WHAT TO PRODUCE: Render every entry verbatim.

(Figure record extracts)

_ _ _ _

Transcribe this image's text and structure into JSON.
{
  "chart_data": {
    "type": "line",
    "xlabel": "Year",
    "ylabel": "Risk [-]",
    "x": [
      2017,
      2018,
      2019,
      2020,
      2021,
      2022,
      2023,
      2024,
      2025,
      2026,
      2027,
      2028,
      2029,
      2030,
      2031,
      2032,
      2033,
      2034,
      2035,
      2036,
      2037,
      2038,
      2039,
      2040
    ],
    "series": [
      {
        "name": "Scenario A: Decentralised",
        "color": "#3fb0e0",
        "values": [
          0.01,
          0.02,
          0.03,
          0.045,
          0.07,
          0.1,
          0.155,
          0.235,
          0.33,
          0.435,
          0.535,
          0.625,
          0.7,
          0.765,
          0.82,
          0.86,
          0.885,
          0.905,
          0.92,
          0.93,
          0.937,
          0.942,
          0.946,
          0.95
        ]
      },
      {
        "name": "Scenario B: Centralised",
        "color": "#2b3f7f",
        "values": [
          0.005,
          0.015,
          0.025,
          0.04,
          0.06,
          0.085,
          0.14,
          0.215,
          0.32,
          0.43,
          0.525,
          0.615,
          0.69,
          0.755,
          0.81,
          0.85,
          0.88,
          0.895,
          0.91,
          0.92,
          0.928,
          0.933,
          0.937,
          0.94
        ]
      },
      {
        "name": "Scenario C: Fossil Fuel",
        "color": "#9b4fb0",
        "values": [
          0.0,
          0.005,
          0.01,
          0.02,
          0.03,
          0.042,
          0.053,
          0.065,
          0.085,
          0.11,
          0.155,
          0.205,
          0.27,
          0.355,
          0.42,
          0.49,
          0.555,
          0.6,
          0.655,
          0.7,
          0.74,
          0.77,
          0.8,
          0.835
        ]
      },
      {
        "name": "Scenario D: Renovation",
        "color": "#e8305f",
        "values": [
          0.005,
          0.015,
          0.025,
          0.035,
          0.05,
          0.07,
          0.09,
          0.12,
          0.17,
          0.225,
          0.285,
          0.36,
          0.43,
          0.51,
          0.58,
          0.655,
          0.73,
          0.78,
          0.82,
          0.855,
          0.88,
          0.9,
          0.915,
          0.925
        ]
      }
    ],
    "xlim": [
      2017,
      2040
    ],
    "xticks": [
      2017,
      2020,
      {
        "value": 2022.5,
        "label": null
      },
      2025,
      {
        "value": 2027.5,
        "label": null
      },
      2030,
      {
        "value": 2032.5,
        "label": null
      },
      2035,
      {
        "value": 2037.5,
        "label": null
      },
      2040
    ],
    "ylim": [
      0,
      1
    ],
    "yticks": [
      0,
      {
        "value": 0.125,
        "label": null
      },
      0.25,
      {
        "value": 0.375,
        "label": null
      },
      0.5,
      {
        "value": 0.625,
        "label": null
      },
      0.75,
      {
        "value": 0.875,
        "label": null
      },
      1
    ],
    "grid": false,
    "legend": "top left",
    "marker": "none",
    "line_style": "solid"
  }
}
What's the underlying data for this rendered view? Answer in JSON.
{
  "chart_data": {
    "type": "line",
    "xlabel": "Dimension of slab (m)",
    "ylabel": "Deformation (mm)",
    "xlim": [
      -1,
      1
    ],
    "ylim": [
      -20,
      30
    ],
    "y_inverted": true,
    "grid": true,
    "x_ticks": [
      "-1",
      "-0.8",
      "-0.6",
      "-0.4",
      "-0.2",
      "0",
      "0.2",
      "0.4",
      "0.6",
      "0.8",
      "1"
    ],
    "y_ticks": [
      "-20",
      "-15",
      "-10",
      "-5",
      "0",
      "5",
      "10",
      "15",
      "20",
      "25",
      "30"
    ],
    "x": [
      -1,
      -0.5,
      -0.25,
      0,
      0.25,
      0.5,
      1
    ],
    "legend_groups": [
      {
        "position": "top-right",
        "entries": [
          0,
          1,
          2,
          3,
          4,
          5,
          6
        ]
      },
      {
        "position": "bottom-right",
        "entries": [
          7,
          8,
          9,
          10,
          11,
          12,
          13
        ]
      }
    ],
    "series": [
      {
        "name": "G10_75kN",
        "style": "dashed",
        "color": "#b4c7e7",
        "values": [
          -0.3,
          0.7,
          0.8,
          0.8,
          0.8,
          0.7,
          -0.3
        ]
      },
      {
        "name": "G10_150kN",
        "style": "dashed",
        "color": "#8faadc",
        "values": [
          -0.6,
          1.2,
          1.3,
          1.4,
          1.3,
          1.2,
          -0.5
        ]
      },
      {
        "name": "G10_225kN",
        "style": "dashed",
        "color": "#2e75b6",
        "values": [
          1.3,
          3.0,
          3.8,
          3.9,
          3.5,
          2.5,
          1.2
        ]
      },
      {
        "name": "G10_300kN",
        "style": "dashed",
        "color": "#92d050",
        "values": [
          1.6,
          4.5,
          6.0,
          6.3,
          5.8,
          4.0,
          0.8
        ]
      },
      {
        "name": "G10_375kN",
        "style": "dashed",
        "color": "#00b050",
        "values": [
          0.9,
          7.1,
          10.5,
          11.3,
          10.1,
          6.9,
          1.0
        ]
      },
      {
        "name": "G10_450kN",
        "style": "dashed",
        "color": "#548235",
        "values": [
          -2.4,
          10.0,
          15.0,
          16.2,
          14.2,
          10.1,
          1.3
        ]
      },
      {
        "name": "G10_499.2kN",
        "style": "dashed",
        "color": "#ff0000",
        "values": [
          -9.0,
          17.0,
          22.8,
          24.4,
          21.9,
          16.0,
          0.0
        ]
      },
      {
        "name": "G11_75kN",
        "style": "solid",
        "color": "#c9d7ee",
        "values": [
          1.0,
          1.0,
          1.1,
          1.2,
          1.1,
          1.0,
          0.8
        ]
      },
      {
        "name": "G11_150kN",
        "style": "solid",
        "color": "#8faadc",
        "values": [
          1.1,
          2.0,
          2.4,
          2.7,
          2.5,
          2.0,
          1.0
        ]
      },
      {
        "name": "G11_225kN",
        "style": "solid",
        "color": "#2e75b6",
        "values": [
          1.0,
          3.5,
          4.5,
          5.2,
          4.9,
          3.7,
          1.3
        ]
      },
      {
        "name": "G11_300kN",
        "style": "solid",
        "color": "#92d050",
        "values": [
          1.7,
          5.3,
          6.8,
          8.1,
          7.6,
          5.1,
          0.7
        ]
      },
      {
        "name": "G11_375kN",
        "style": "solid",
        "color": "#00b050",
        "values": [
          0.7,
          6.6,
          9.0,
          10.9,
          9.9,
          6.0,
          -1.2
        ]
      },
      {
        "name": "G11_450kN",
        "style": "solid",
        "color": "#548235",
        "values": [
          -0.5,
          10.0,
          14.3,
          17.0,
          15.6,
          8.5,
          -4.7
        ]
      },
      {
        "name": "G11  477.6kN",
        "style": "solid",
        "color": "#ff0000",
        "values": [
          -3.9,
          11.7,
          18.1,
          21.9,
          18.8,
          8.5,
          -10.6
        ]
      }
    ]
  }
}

_ _ _ _

EXPECTED OUTPUT:
Transcribe this image's text and structure into JSON.
{
  "chart_data": {
    "type": "line",
    "xlabel": "Year",
    "ylabel": "Risk [-]",
    "x": [
      2017,
      2018,
      2019,
      2020,
      2021,
      2022,
      2023,
      2024,
      2025,
      2026,
      2027,
      2028,
      2029,
      2030,
      2031,
      2032,
      2033,
      2034,
      2035,
      2036,
      2037,
      2038,
      2039,
      2040
    ],
    "series": [
      {
        "name": "Scenario A: Decentralised",
        "color": "#3fb0e0",
        "values": [
          0.01,
          0.02,
          0.03,
          0.045,
          0.07,
          0.1,
          0.155,
          0.235,
          0.33,
          0.435,
          0.535,
          0.625,
          0.7,
          0.765,
          0.82,
          0.86,
          0.885,
          0.905,
          0.92,
          0.93,
          0.937,
          0.942,
          0.946,
          0.95
        ]
      },
      {
        "name": "Scenario B: Centralised",
        "color": "#2b3f7f",
        "values": [
          0.005,
          0.015,
          0.025,
          0.04,
          0.06,
          0.085,
          0.14,
          0.215,
          0.32,
          0.43,
          0.525,
          0.615,
          0.69,
          0.755,
          0.81,
          0.85,
          0.88,
          0.895,
          0.91,
          0.92,
          0.928,
          0.933,
          0.937,
          0.94
        ]
      },
      {
        "name": "Scenario C: Fossil Fuel",
        "color": "#9b4fb0",
        "values": [
          0.0,
          0.005,
          0.01,
          0.02,
          0.03,
          0.042,
          0.053,
          0.065,
          0.085,
          0.11,
          0.155,
          0.205,
          0.27,
          0.355,
          0.42,
          0.49,
          0.555,
          0.6,
          0.655,
          0.7,
          0.74,
          0.77,
          0.8,
          0.835
        ]
      },
      {
        "name": "Scenario D: Renovation",
        "color": "#e8305f",
        "values": [
          0.005,
          0.015,
          0.025,
          0.035,
          0.05,
          0.07,
          0.09,
          0.12,
          0.17,
          0.225,
          0.285,
          0.36,
          0.43,
          0.51,
          0.58,
          0.655,
          0.73,
          0.78,
          0.82,
          0.855,
          0.88,
          0.9,
          0.915,
          0.925
        ]
      }
    ],
    "xlim": [
      2017,
      2040
    ],
    "xticks": [
      2017,
      2020,
      {
        "value": 2022.5,
        "label": null
      },
      2025,
      {
        "value": 2027.5,
        "label": null
      },
      2030,
      {
        "value": 2032.5,
        "label": null
      },
      2035,
      {
        "value": 2037.5,
        "label": null
      },
      2040
    ],
    "ylim": [
      0,
      1
    ],
    "yticks": [
      0,
      {
        "value": 0.125,
        "label": null
      },
      0.25,
      {
        "value": 0.375,
        "label": null
      },
      0.5,
      {
        "value": 0.625,
        "label": null
      },
      0.75,
      {
        "value": 0.875,
        "label": null
      },
      1
    ],
    "grid": false,
    "legend": "top left",
    "marker": "none",
    "line_style": "solid"
  }
}
What's the underlying data for this rendered view? Answer in JSON.
{
  "chart_data": {
    "type": "line",
    "xlabel": "Dimension of slab (m)",
    "ylabel": "Deformation (mm)",
    "xlim": [
      -1,
      1
    ],
    "ylim": [
      -20,
      30
    ],
    "y_inverted": true,
    "grid": true,
    "x_ticks": [
      "-1",
      "-0.8",
      "-0.6",
      "-0.4",
      "-0.2",
      "0",
      "0.2",
      "0.4",
      "0.6",
      "0.8",
      "1"
    ],
    "y_ticks": [
      "-20",
      "-15",
      "-10",
      "-5",
      "0",
      "5",
      "10",
      "15",
      "20",
      "25",
      "30"
    ],
    "x": [
      -1,
      -0.5,
      -0.25,
      0,
      0.25,
      0.5,
      1
    ],
    "legend_groups": [
      {
        "position": "top-right",
        "entries": [
          0,
          1,
          2,
          3,
          4,
          5,
          6
        ]
      },
      {
        "position": "bottom-right",
        "entries": [
          7,
          8,
          9,
          10,
          11,
          12,
          13
        ]
      }
    ],
    "series": [
      {
        "name": "G10_75kN",
        "style": "dashed",
        "color": "#b4c7e7",
        "values": [
          -0.3,
          0.7,
          0.8,
          0.8,
          0.8,
          0.7,
          -0.3
        ]
      },
      {
        "name": "G10_150kN",
        "style": "dashed",
        "color": "#8faadc",
        "values": [
          -0.6,
          1.2,
          1.3,
          1.4,
          1.3,
          1.2,
          -0.5
        ]
      },
      {
        "name": "G10_225kN",
        "style": "dashed",
        "color": "#2e75b6",
        "values": [
          1.3,
          3.0,
          3.8,
          3.9,
          3.5,
          2.5,
          1.2
        ]
      },
      {
        "name": "G10_300kN",
        "style": "dashed",
        "color": "#92d050",
        "values": [
          1.6,
          4.5,
          6.0,
          6.3,
          5.8,
          4.0,
          0.8
        ]
      },
      {
        "name": "G10_375kN",
        "style": "dashed",
        "color": "#00b050",
        "values": [
          0.9,
          7.1,
          10.5,
          11.3,
          10.1,
          6.9,
          1.0
        ]
      },
      {
        "name": "G10_450kN",
        "style": "dashed",
        "color": "#548235",
        "values": [
          -2.4,
          10.0,
          15.0,
          16.2,
          14.2,
          10.1,
          1.3
        ]
      },
      {
        "name": "G10_499.2kN",
        "style": "dashed",
        "color": "#ff0000",
        "values": [
          -9.0,
          17.0,
          22.8,
          24.4,
          21.9,
          16.0,
          0.0
        ]
      },
      {
        "name": "G11_75kN",
        "style": "solid",
        "color": "#c9d7ee",
        "values": [
          1.0,
          1.0,
          1.1,
          1.2,
          1.1,
          1.0,
          0.8
        ]
      },
      {
        "name": "G11_150kN",
        "style": "solid",
        "color": "#8faadc",
        "values": [
          1.1,
          2.0,
          2.4,
          2.7,
          2.5,
          2.0,
          1.0
        ]
      },
      {
        "name": "G11_225kN",
        "style": "solid",
        "color": "#2e75b6",
        "values": [
          1.0,
          3.5,
          4.5,
          5.2,
          4.9,
          3.7,
          1.3
        ]
      },
      {
        "name": "G11_300kN",
        "style": "solid",
        "color": "#92d050",
        "values": [
          1.7,
          5.3,
          6.8,
          8.1,
          7.6,
          5.1,
          0.7
        ]
      },
      {
        "name": "G11_375kN",
        "style": "solid",
        "color": "#00b050",
        "values": [
          0.7,
          6.6,
          9.0,
          10.9,
          9.9,
          6.0,
          -1.2
        ]
      },
      {
        "name": "G11_450kN",
        "style": "solid",
        "color": "#548235",
        "values": [
          -0.5,
          10.0,
          14.3,
          17.0,
          15.6,
          8.5,
          -4.7
        ]
      },
      {
        "name": "G11  477.6kN",
        "style": "solid",
        "color": "#ff0000",
        "values": [
          -3.9,
          11.7,
          18.1,
          21.9,
          18.8,
          8.5,
          -10.6
        ]
      }
    ]
  }
}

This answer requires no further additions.